**EXERCISE INSTRUCTIONS:** Pull each line holding the word "this" from the data.

________________________________________

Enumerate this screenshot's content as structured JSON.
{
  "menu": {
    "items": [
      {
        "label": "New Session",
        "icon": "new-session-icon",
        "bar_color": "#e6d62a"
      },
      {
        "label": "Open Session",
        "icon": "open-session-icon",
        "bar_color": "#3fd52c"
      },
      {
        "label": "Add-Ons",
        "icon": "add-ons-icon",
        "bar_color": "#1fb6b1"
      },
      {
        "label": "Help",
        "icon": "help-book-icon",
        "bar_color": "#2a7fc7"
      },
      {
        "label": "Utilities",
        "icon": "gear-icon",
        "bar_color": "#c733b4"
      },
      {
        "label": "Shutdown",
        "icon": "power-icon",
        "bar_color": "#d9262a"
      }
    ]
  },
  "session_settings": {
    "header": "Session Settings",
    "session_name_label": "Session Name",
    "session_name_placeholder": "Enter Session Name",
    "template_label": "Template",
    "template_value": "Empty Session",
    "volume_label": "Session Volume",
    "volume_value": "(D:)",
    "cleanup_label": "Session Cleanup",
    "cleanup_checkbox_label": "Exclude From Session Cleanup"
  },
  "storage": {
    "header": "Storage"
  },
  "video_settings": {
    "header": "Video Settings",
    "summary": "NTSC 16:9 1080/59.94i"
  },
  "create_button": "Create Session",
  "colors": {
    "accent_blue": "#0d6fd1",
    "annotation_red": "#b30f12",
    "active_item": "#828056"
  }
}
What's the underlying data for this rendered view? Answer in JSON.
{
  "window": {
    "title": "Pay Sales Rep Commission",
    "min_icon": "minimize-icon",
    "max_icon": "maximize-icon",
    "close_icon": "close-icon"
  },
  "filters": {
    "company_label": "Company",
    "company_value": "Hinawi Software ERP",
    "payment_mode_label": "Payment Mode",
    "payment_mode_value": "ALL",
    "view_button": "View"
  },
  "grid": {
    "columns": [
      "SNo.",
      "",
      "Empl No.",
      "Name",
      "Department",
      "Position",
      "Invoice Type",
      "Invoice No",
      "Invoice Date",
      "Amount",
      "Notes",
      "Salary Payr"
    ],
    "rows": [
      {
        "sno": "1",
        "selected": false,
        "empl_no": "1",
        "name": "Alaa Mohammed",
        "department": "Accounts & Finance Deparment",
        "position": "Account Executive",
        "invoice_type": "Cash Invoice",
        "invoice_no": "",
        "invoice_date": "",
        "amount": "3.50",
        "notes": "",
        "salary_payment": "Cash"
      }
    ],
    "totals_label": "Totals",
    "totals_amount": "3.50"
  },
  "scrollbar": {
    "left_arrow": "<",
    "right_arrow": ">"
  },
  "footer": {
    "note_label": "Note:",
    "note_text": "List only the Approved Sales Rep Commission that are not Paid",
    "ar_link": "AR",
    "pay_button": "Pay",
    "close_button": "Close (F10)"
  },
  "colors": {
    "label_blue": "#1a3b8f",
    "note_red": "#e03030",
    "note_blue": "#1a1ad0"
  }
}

________________________________________

**CORRECT RESPONSE:**
Enumerate this screenshot's content as structured JSON.
What's the underlying data for this rendered view? Answer in JSON.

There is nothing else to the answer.